Objective | Copy every record exactly, and keep the pictures out.
[Begin]
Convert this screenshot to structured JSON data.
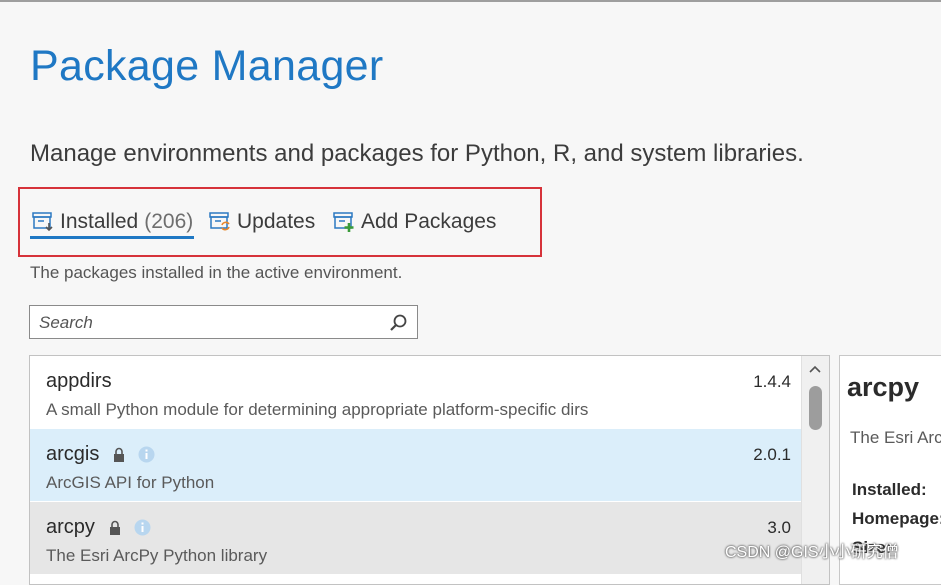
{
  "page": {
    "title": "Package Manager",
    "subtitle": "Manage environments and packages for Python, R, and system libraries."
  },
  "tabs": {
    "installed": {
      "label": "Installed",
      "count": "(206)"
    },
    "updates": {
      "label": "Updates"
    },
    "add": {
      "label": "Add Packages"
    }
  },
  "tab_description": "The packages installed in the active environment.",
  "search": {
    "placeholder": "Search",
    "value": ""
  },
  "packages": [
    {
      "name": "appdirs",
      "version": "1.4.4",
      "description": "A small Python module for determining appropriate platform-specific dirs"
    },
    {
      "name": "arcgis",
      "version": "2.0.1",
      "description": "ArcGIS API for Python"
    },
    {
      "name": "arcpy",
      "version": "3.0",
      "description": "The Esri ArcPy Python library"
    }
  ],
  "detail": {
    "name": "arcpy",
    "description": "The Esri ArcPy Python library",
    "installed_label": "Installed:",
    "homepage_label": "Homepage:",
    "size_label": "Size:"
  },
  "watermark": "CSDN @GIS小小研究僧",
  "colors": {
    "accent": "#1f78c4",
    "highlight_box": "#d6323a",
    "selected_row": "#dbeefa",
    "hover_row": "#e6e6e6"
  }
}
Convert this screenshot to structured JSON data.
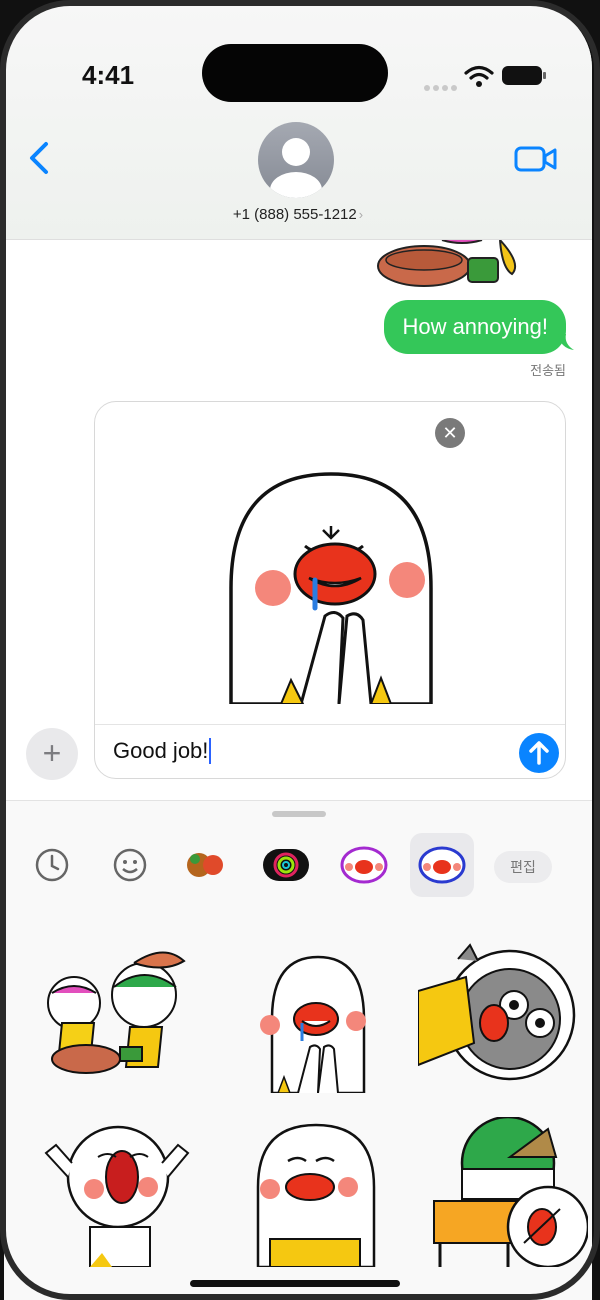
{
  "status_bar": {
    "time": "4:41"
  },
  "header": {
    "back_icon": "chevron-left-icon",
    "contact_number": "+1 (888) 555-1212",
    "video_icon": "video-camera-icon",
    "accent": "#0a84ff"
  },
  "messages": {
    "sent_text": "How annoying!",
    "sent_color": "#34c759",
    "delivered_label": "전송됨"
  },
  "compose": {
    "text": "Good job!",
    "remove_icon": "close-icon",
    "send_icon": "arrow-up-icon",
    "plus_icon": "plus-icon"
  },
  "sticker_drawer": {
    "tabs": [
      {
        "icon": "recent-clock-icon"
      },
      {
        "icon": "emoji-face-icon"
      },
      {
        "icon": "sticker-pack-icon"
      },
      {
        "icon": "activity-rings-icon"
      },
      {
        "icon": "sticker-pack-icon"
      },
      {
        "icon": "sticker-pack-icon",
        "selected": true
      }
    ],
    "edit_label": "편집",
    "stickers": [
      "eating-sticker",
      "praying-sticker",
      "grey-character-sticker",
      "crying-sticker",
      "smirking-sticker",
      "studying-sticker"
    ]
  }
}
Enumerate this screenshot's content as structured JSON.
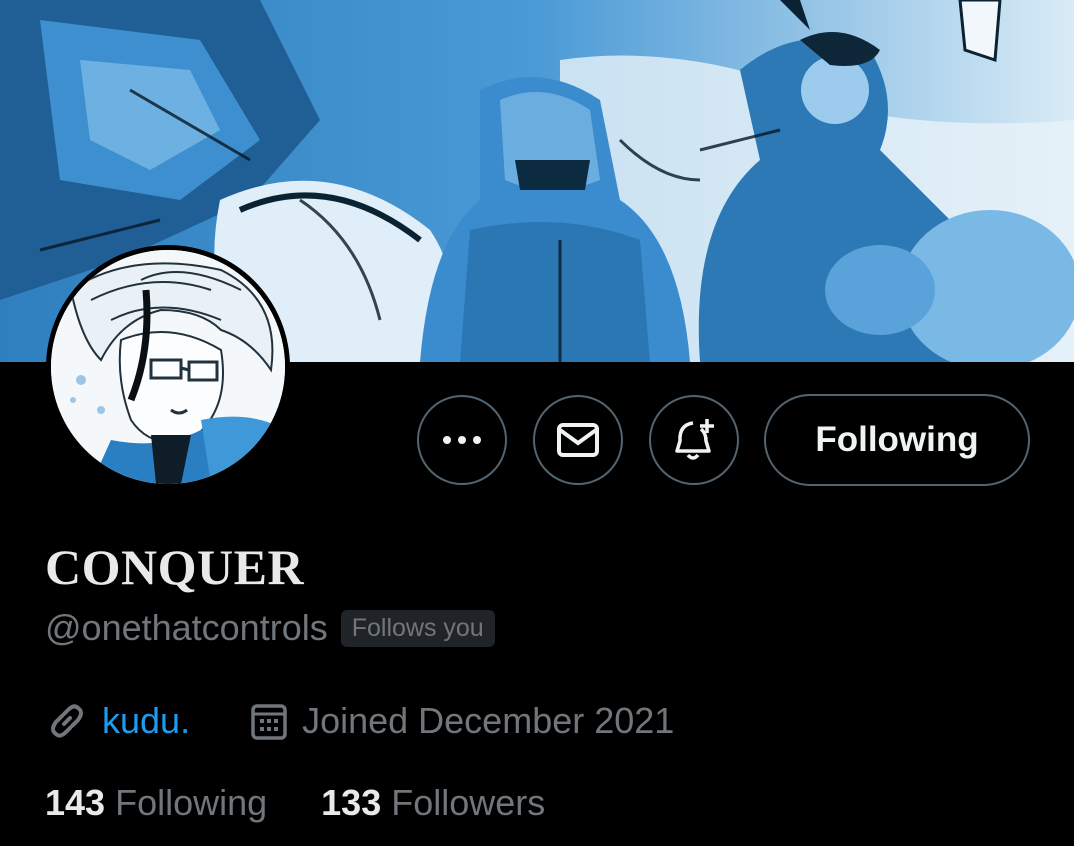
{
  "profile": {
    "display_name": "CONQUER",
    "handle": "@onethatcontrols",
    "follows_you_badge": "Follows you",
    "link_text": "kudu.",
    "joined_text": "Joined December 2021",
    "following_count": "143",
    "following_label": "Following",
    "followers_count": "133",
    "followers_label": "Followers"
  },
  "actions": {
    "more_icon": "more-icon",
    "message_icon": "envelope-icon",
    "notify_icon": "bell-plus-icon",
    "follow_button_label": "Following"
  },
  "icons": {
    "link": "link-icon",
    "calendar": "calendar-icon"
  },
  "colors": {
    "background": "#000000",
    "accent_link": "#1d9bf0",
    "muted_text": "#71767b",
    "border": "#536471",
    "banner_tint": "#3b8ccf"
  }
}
[End]
Answer to the task |
Convert this screenshot to structured JSON data.
{
  "page": {
    "title": "Package Manager",
    "subtitle": "Manage environments and packages for Python, R, and system libraries."
  },
  "tabs": {
    "installed": {
      "label": "Installed",
      "count": "(206)"
    },
    "updates": {
      "label": "Updates"
    },
    "add": {
      "label": "Add Packages"
    }
  },
  "tab_description": "The packages installed in the active environment.",
  "search": {
    "placeholder": "Search",
    "value": ""
  },
  "packages": [
    {
      "name": "appdirs",
      "version": "1.4.4",
      "description": "A small Python module for determining appropriate platform-specific dirs"
    },
    {
      "name": "arcgis",
      "version": "2.0.1",
      "description": "ArcGIS API for Python"
    },
    {
      "name": "arcpy",
      "version": "3.0",
      "description": "The Esri ArcPy Python library"
    }
  ],
  "detail": {
    "name": "arcpy",
    "description": "The Esri ArcPy Python library",
    "installed_label": "Installed:",
    "homepage_label": "Homepage:",
    "size_label": "Size:"
  },
  "watermark": "CSDN @GIS小小研究僧",
  "colors": {
    "accent": "#1f78c4",
    "highlight_box": "#d6323a",
    "selected_row": "#dbeefa",
    "hover_row": "#e6e6e6"
  }
}
Convert this screenshot to structured JSON data.
{
  "status_bar": {
    "time": "4:41"
  },
  "header": {
    "back_icon": "chevron-left-icon",
    "contact_number": "+1 (888) 555-1212",
    "video_icon": "video-camera-icon",
    "accent": "#0a84ff"
  },
  "messages": {
    "sent_text": "How annoying!",
    "sent_color": "#34c759",
    "delivered_label": "전송됨"
  },
  "compose": {
    "text": "Good job!",
    "remove_icon": "close-icon",
    "send_icon": "arrow-up-icon",
    "plus_icon": "plus-icon"
  },
  "sticker_drawer": {
    "tabs": [
      {
        "icon": "recent-clock-icon"
      },
      {
        "icon": "emoji-face-icon"
      },
      {
        "icon": "sticker-pack-icon"
      },
      {
        "icon": "activity-rings-icon"
      },
      {
        "icon": "sticker-pack-icon"
      },
      {
        "icon": "sticker-pack-icon",
        "selected": true
      }
    ],
    "edit_label": "편집",
    "stickers": [
      "eating-sticker",
      "praying-sticker",
      "grey-character-sticker",
      "crying-sticker",
      "smirking-sticker",
      "studying-sticker"
    ]
  }
}
Enumerate this screenshot's content as structured JSON.
{
  "profile": {
    "display_name": "CONQUER",
    "handle": "@onethatcontrols",
    "follows_you_badge": "Follows you",
    "link_text": "kudu.",
    "joined_text": "Joined December 2021",
    "following_count": "143",
    "following_label": "Following",
    "followers_count": "133",
    "followers_label": "Followers"
  },
  "actions": {
    "more_icon": "more-icon",
    "message_icon": "envelope-icon",
    "notify_icon": "bell-plus-icon",
    "follow_button_label": "Following"
  },
  "icons": {
    "link": "link-icon",
    "calendar": "calendar-icon"
  },
  "colors": {
    "background": "#000000",
    "accent_link": "#1d9bf0",
    "muted_text": "#71767b",
    "border": "#536471",
    "banner_tint": "#3b8ccf"
  }
}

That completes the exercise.